■ **Your goal**
An exact reproduction of the records is required, with all images left out.

[Figure contents as structured data]
-------------------------
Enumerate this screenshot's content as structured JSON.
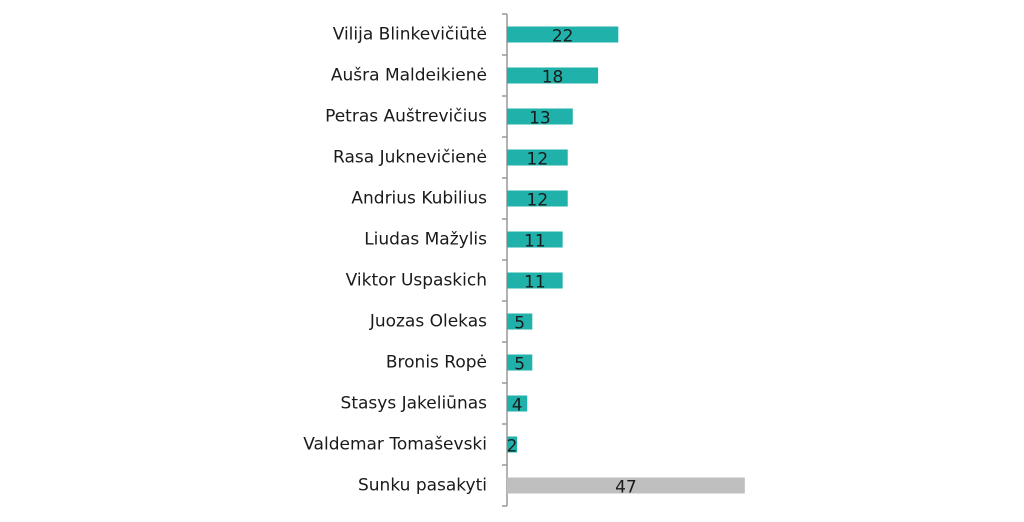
{
  "chart_data": {
    "type": "bar",
    "orientation": "horizontal",
    "categories": [
      "Vilija Blinkevičiūtė",
      "Aušra Maldeikienė",
      "Petras Auštrevičius",
      "Rasa Juknevičienė",
      "Andrius Kubilius",
      "Liudas Mažylis",
      "Viktor Uspaskich",
      "Juozas Olekas",
      "Bronis Ropė",
      "Stasys Jakeliūnas",
      "Valdemar Tomaševski",
      "Sunku pasakyti"
    ],
    "values": [
      22,
      18,
      13,
      12,
      12,
      11,
      11,
      5,
      5,
      4,
      2,
      47
    ],
    "colors": [
      "#20b2aa",
      "#20b2aa",
      "#20b2aa",
      "#20b2aa",
      "#20b2aa",
      "#20b2aa",
      "#20b2aa",
      "#20b2aa",
      "#20b2aa",
      "#20b2aa",
      "#20b2aa",
      "#bfbfbf"
    ]
  }
}
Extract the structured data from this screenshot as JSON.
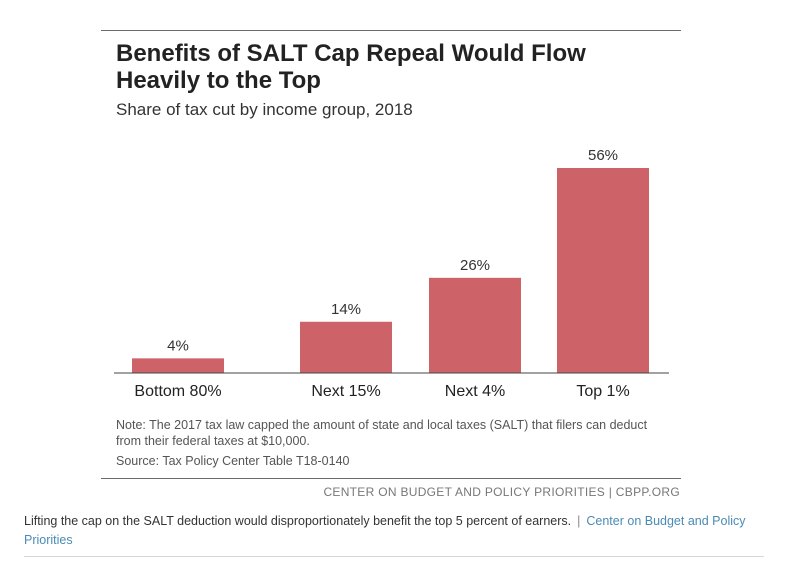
{
  "chart_data": {
    "type": "bar",
    "title": "Benefits of SALT Cap Repeal Would Flow Heavily to the Top",
    "subtitle": "Share of tax cut by income group, 2018",
    "categories": [
      "Bottom 80%",
      "Next 15%",
      "Next 4%",
      "Top 1%"
    ],
    "values": [
      4,
      14,
      26,
      56
    ],
    "value_labels": [
      "4%",
      "14%",
      "26%",
      "56%"
    ],
    "ylim": [
      0,
      60
    ],
    "grid": false,
    "bar_color": "#cd6368",
    "note": "Note: The 2017 tax law capped the amount of state and local taxes (SALT) that filers can deduct from their federal taxes at $10,000.",
    "source": "Source: Tax Policy Center Table T18-0140"
  },
  "credit": "CENTER ON BUDGET AND POLICY PRIORITIES | CBPP.ORG",
  "caption": {
    "text": "Lifting the cap on the SALT deduction would disproportionately benefit the top 5 percent of earners.",
    "separator": "|",
    "link_text": "Center on Budget and Policy Priorities"
  }
}
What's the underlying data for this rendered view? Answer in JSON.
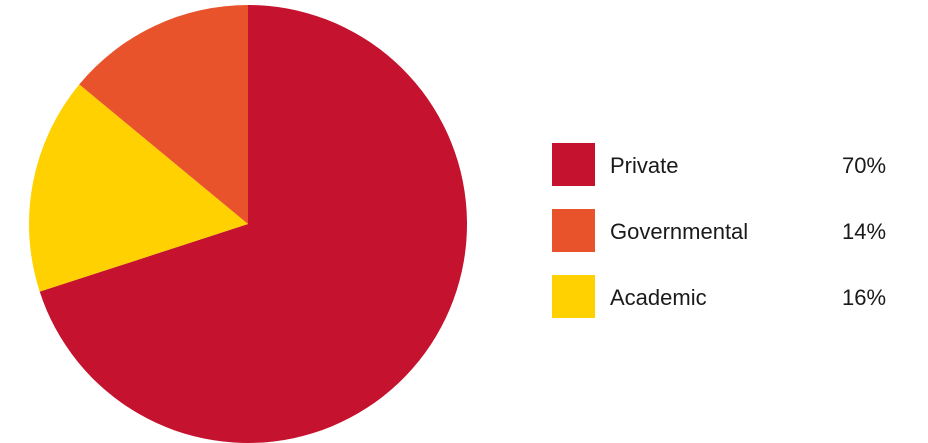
{
  "chart_data": {
    "type": "pie",
    "title": "",
    "slices": [
      {
        "label": "Private",
        "value": 70,
        "value_label": "70%",
        "color": "#C4122F"
      },
      {
        "label": "Governmental",
        "value": 14,
        "value_label": "14%",
        "color": "#E8532B"
      },
      {
        "label": "Academic",
        "value": 16,
        "value_label": "16%",
        "color": "#FFD100"
      }
    ],
    "slice_order_drawn": [
      "Private",
      "Academic",
      "Governmental"
    ],
    "start_angle": "12 o'clock, clockwise",
    "legend_position": "right"
  }
}
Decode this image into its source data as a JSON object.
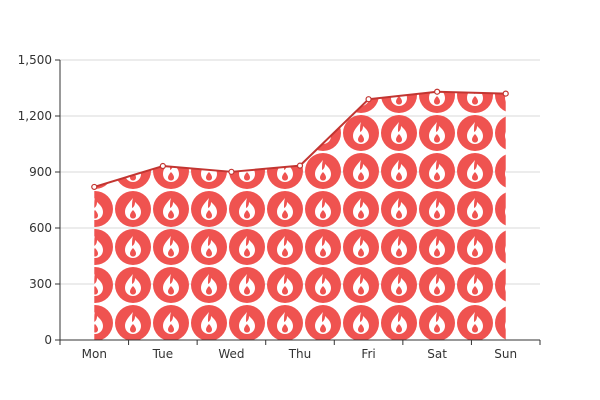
{
  "chart_data": {
    "type": "area",
    "categories": [
      "Mon",
      "Tue",
      "Wed",
      "Thu",
      "Fri",
      "Sat",
      "Sun"
    ],
    "values": [
      820,
      932,
      901,
      934,
      1290,
      1330,
      1320
    ],
    "y_ticks": [
      "0",
      "300",
      "600",
      "900",
      "1,200",
      "1,500"
    ],
    "ylim": [
      0,
      1500
    ],
    "grid": "horizontal",
    "fill_pattern": "fire-icon",
    "colors": {
      "line": "#c23531",
      "pattern_disc": "#ef5350",
      "pattern_flame": "#ffffff",
      "grid": "#d9d9d9",
      "axis": "#333333",
      "text": "#333333"
    }
  }
}
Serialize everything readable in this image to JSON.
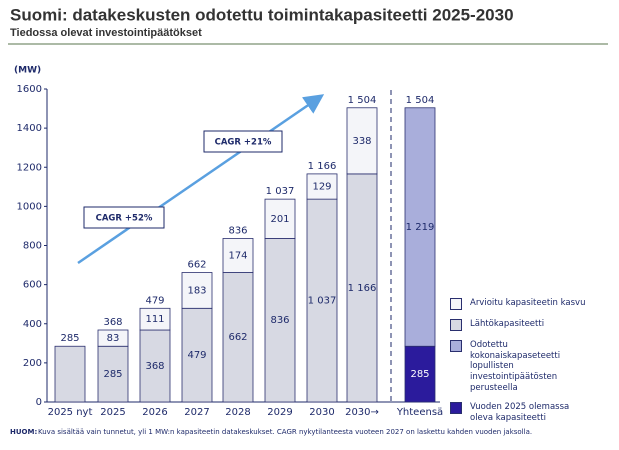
-------------------------
■ **Answer to this problem**
Enumerate this screenshot's content as structured JSON.
{
  "chart_data": {
    "type": "bar",
    "orientation": "horizontal",
    "categories": [
      "Vilija Blinkevičiūtė",
      "Aušra Maldeikienė",
      "Petras Auštrevičius",
      "Rasa Juknevičienė",
      "Andrius Kubilius",
      "Liudas Mažylis",
      "Viktor Uspaskich",
      "Juozas Olekas",
      "Bronis Ropė",
      "Stasys Jakeliūnas",
      "Valdemar Tomaševski",
      "Sunku pasakyti"
    ],
    "values": [
      22,
      18,
      13,
      12,
      12,
      11,
      11,
      5,
      5,
      4,
      2,
      47
    ],
    "colors": [
      "#20b2aa",
      "#20b2aa",
      "#20b2aa",
      "#20b2aa",
      "#20b2aa",
      "#20b2aa",
      "#20b2aa",
      "#20b2aa",
      "#20b2aa",
      "#20b2aa",
      "#20b2aa",
      "#bfbfbf"
    ]
  }
}
Extract the structured data from this screenshot as JSON.
{
  "chart_data": {
    "type": "bar",
    "title": "Benefits of SALT Cap Repeal Would Flow Heavily to the Top",
    "subtitle": "Share of tax cut by income group, 2018",
    "categories": [
      "Bottom 80%",
      "Next 15%",
      "Next 4%",
      "Top 1%"
    ],
    "values": [
      4,
      14,
      26,
      56
    ],
    "value_labels": [
      "4%",
      "14%",
      "26%",
      "56%"
    ],
    "ylim": [
      0,
      60
    ],
    "grid": false,
    "bar_color": "#cd6368",
    "note": "Note: The 2017 tax law capped the amount of state and local taxes (SALT) that filers can deduct from their federal taxes at $10,000.",
    "source": "Source: Tax Policy Center Table T18-0140"
  },
  "credit": "CENTER ON BUDGET AND POLICY PRIORITIES | CBPP.ORG",
  "caption": {
    "text": "Lifting the cap on the SALT deduction would disproportionately benefit the top 5 percent of earners.",
    "separator": "|",
    "link_text": "Center on Budget and Policy Priorities"
  }
}
What's the underlying data for this rendered view? Answer in JSON.
{
  "chart_data": {
    "type": "pie",
    "title": "",
    "slices": [
      {
        "label": "Private",
        "value": 70,
        "value_label": "70%",
        "color": "#C4122F"
      },
      {
        "label": "Governmental",
        "value": 14,
        "value_label": "14%",
        "color": "#E8532B"
      },
      {
        "label": "Academic",
        "value": 16,
        "value_label": "16%",
        "color": "#FFD100"
      }
    ],
    "slice_order_drawn": [
      "Private",
      "Academic",
      "Governmental"
    ],
    "start_angle": "12 o'clock, clockwise",
    "legend_position": "right"
  }
}
Decode this image into its source data as a JSON object.
{
  "chart_data": {
    "type": "area",
    "categories": [
      "Mon",
      "Tue",
      "Wed",
      "Thu",
      "Fri",
      "Sat",
      "Sun"
    ],
    "values": [
      820,
      932,
      901,
      934,
      1290,
      1330,
      1320
    ],
    "y_ticks": [
      "0",
      "300",
      "600",
      "900",
      "1,200",
      "1,500"
    ],
    "ylim": [
      0,
      1500
    ],
    "grid": "horizontal",
    "fill_pattern": "fire-icon",
    "colors": {
      "line": "#c23531",
      "pattern_disc": "#ef5350",
      "pattern_flame": "#ffffff",
      "grid": "#d9d9d9",
      "axis": "#333333",
      "text": "#333333"
    }
  }
}
Serialize everything readable in this image to JSON.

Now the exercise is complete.